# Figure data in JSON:
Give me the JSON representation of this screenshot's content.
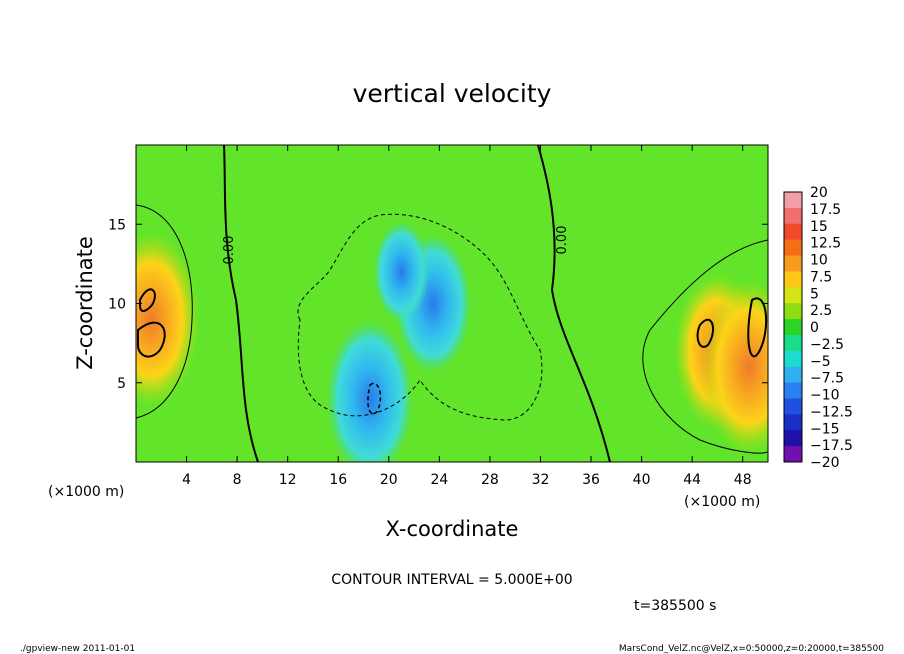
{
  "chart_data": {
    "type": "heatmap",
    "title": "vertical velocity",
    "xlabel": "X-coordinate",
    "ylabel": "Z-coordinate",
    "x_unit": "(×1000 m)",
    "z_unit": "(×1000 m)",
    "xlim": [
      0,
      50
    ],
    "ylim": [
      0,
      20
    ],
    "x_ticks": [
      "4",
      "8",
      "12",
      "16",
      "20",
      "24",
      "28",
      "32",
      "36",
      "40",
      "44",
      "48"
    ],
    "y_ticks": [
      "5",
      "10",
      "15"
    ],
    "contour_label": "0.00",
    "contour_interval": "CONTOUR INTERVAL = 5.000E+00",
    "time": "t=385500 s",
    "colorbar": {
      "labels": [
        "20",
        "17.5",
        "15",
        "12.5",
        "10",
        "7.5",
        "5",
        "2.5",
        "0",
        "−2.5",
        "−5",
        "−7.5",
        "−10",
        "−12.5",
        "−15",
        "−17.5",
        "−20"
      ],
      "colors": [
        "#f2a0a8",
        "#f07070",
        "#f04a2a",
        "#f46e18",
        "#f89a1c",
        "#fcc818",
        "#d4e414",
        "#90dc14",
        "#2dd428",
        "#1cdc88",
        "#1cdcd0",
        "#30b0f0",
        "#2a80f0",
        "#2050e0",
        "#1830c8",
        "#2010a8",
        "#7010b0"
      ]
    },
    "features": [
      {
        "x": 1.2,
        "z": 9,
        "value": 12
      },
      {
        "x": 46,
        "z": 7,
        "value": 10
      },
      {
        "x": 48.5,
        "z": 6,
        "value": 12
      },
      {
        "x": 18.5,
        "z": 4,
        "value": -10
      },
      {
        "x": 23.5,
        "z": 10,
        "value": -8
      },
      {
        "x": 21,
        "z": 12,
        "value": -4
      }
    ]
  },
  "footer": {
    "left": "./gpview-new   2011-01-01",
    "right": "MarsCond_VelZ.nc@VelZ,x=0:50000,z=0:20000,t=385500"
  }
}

# Exercise details:
Gather each line from the listing above that holds "coordinate".

# In response:
    "xlabel": "X-coordinate",
    "ylabel": "Z-coordinate",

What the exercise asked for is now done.